* PROBLEM TO SOLVE
Check each line of the data below for the word "with", then extract the ones that have it.

* Figure content listings
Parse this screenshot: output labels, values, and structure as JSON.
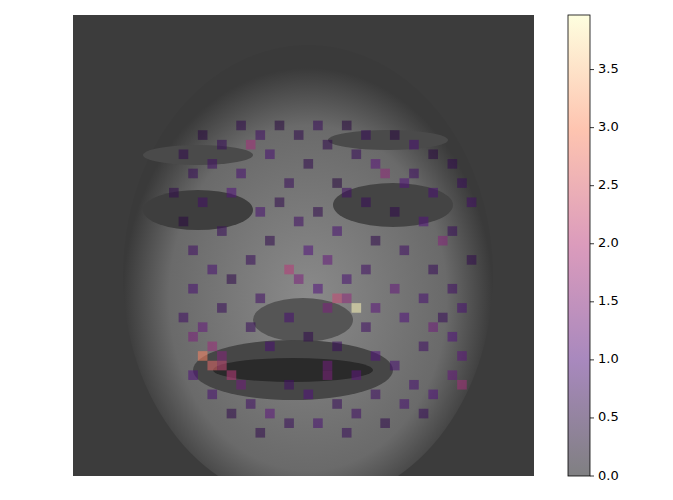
{
  "chart_data": {
    "type": "heatmap",
    "tick_labels": false,
    "xlim": [
      0,
      48
    ],
    "ylim": [
      0,
      48
    ],
    "cells": [
      [
        11,
        17,
        0.6
      ],
      [
        11,
        21,
        0.5
      ],
      [
        11,
        25,
        0.7
      ],
      [
        11,
        28,
        0.5
      ],
      [
        12,
        13,
        0.5
      ],
      [
        12,
        19,
        0.8
      ],
      [
        12,
        23,
        0.6
      ],
      [
        12,
        30,
        0.7
      ],
      [
        12,
        33,
        0.5
      ],
      [
        13,
        18,
        1.8
      ],
      [
        13,
        15,
        0.7
      ],
      [
        13,
        26,
        0.6
      ],
      [
        13,
        35,
        0.9
      ],
      [
        14,
        11,
        0.6
      ],
      [
        14,
        20,
        0.9
      ],
      [
        14,
        29,
        0.7
      ],
      [
        14,
        37,
        0.5
      ],
      [
        15,
        14,
        0.8
      ],
      [
        15,
        24,
        0.6
      ],
      [
        15,
        31,
        1.1
      ],
      [
        15,
        39,
        0.6
      ],
      [
        16,
        12,
        0.7
      ],
      [
        16,
        17,
        0.9
      ],
      [
        16,
        32,
        1.6
      ],
      [
        16,
        35,
        0.8
      ],
      [
        17,
        22,
        0.7
      ],
      [
        17,
        27,
        0.5
      ],
      [
        17,
        34,
        1.0
      ],
      [
        17,
        40,
        0.7
      ],
      [
        18,
        10,
        0.6
      ],
      [
        18,
        16,
        1.0
      ],
      [
        18,
        28,
        0.8
      ],
      [
        18,
        37,
        0.9
      ],
      [
        19,
        13,
        0.8
      ],
      [
        19,
        21,
        0.6
      ],
      [
        19,
        30,
        0.7
      ],
      [
        19,
        41,
        0.8
      ],
      [
        20,
        19,
        0.9
      ],
      [
        20,
        25,
        0.6
      ],
      [
        20,
        33,
        0.6
      ],
      [
        21,
        11,
        0.5
      ],
      [
        21,
        23,
        0.8
      ],
      [
        21,
        36,
        1.0
      ],
      [
        22,
        15,
        0.7
      ],
      [
        22,
        27,
        0.9
      ],
      [
        22,
        39,
        0.7
      ],
      [
        23,
        20,
        0.6
      ],
      [
        23,
        38,
        1.5
      ],
      [
        23,
        31,
        0.6
      ],
      [
        24,
        12,
        0.8
      ],
      [
        24,
        24,
        1.0
      ],
      [
        24,
        34,
        0.8
      ],
      [
        25,
        18,
        0.7
      ],
      [
        25,
        26,
        1.2
      ],
      [
        25,
        41,
        0.6
      ],
      [
        26,
        22,
        2.0
      ],
      [
        26,
        14,
        0.9
      ],
      [
        26,
        30,
        0.8
      ],
      [
        26,
        37,
        0.7
      ],
      [
        27,
        23,
        1.4
      ],
      [
        27,
        28,
        0.9
      ],
      [
        27,
        16,
        0.6
      ],
      [
        28,
        12,
        0.9
      ],
      [
        28,
        25,
        1.0
      ],
      [
        28,
        33,
        1.2
      ],
      [
        28,
        39,
        0.8
      ],
      [
        29,
        27,
        2.2
      ],
      [
        29,
        28,
        1.6
      ],
      [
        29,
        19,
        0.8
      ],
      [
        29,
        36,
        0.9
      ],
      [
        30,
        29,
        3.9
      ],
      [
        30,
        26,
        1.4
      ],
      [
        30,
        31,
        1.1
      ],
      [
        30,
        15,
        0.7
      ],
      [
        30,
        40,
        0.9
      ],
      [
        31,
        11,
        0.8
      ],
      [
        31,
        22,
        0.9
      ],
      [
        31,
        34,
        1.0
      ],
      [
        31,
        38,
        0.7
      ],
      [
        32,
        13,
        1.2
      ],
      [
        32,
        18,
        0.7
      ],
      [
        32,
        30,
        0.8
      ],
      [
        32,
        37,
        1.3
      ],
      [
        33,
        12,
        1.4
      ],
      [
        33,
        24,
        0.6
      ],
      [
        33,
        39,
        1.0
      ],
      [
        34,
        14,
        1.7
      ],
      [
        34,
        20,
        0.9
      ],
      [
        34,
        27,
        0.7
      ],
      [
        34,
        36,
        0.8
      ],
      [
        35,
        13,
        2.9
      ],
      [
        35,
        15,
        1.5
      ],
      [
        35,
        31,
        1.0
      ],
      [
        35,
        40,
        1.1
      ],
      [
        36,
        14,
        2.6
      ],
      [
        36,
        15,
        2.2
      ],
      [
        36,
        26,
        1.3
      ],
      [
        36,
        33,
        0.9
      ],
      [
        37,
        16,
        2.0
      ],
      [
        37,
        12,
        1.0
      ],
      [
        37,
        26,
        1.4
      ],
      [
        37,
        29,
        1.1
      ],
      [
        37,
        39,
        1.2
      ],
      [
        38,
        17,
        1.3
      ],
      [
        38,
        22,
        0.8
      ],
      [
        38,
        40,
        1.8
      ],
      [
        38,
        35,
        0.9
      ],
      [
        39,
        14,
        0.9
      ],
      [
        39,
        24,
        1.0
      ],
      [
        39,
        31,
        0.8
      ],
      [
        39,
        37,
        1.0
      ],
      [
        40,
        18,
        0.8
      ],
      [
        40,
        27,
        0.7
      ],
      [
        40,
        34,
        0.9
      ],
      [
        41,
        20,
        1.1
      ],
      [
        41,
        16,
        0.6
      ],
      [
        41,
        29,
        0.8
      ],
      [
        41,
        36,
        0.7
      ],
      [
        42,
        22,
        0.7
      ],
      [
        42,
        25,
        0.9
      ],
      [
        42,
        32,
        0.6
      ],
      [
        43,
        19,
        0.6
      ],
      [
        43,
        28,
        0.7
      ]
    ],
    "colorbar_range": [
      0,
      3.97
    ],
    "colorbar_ticks": [
      {
        "value": 0,
        "label": "0.0"
      },
      0.5,
      {
        "value": 1,
        "label": "1.0"
      },
      1.5,
      {
        "value": 2,
        "label": "2.0"
      },
      2.5,
      {
        "value": 3,
        "label": "3.0"
      },
      3.5
    ]
  }
}
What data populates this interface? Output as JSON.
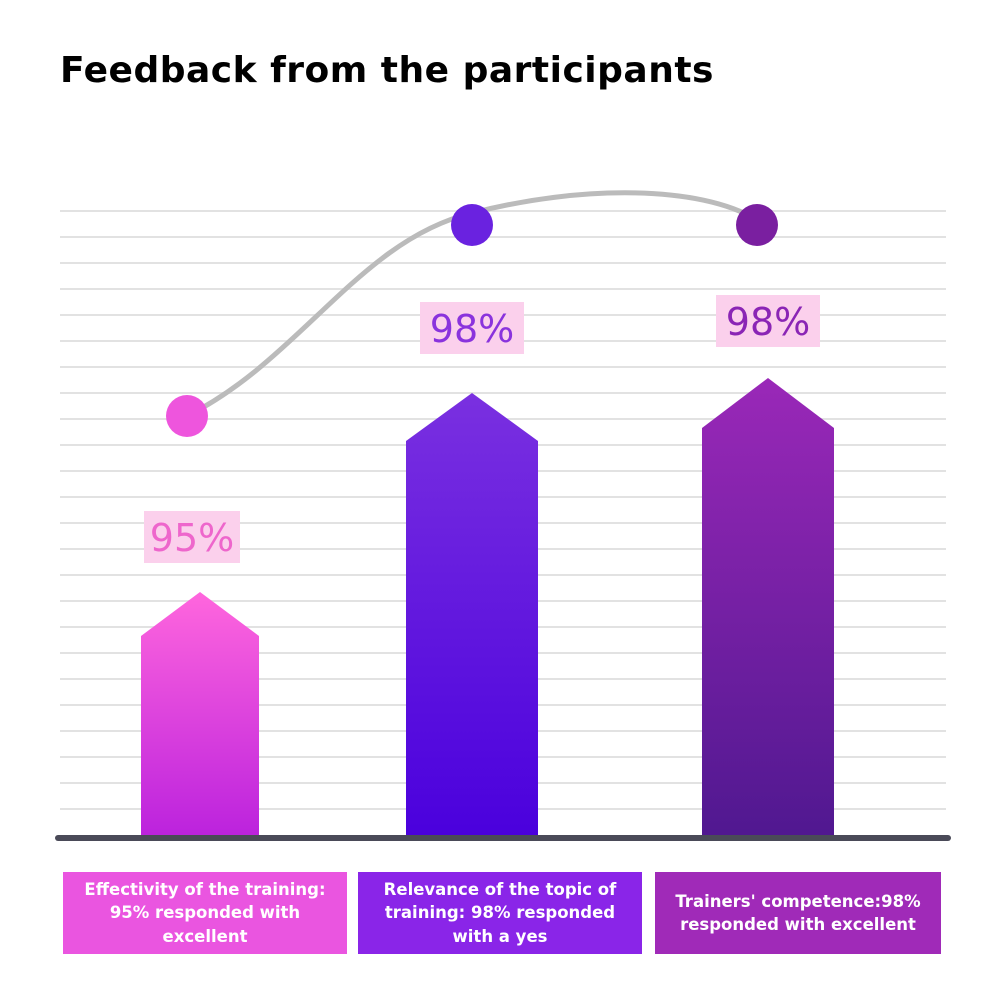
{
  "title": "Feedback from the participants",
  "chart_data": {
    "type": "bar",
    "categories": [
      "Effectivity of the training: 95% responded with excellent",
      "Relevance of the topic of training: 98% responded with a yes",
      "Trainers' competence:98% responded with excellent"
    ],
    "values": [
      95,
      98,
      98
    ],
    "data_labels": [
      "95%",
      "98%",
      "98%"
    ],
    "colors": {
      "bar1": [
        "#ff66dd",
        "#bb22dd"
      ],
      "bar2": [
        "#7a30e0",
        "#4a00dd"
      ],
      "bar3": [
        "#9a28b8",
        "#501890"
      ],
      "dot1": "#ee55dd",
      "dot2": "#6a22e0",
      "dot3": "#7a1fa0",
      "label_bg": "#fbd0ec",
      "label_text1": "#ee66cc",
      "label_text2": "#8a33dd",
      "label_text3": "#8a25b5",
      "curve": "#bbbbbb",
      "grid": "#e2e2e2",
      "baseline": "#4a4a58",
      "cat_bg": [
        "#ea55e0",
        "#8a25e8",
        "#a02ab8"
      ]
    }
  }
}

* RESULT
      "Effectivity of the training: 95% responded with excellent",
      "Relevance of the topic of training: 98% responded with a yes",
      "Trainers' competence:98% responded with excellent"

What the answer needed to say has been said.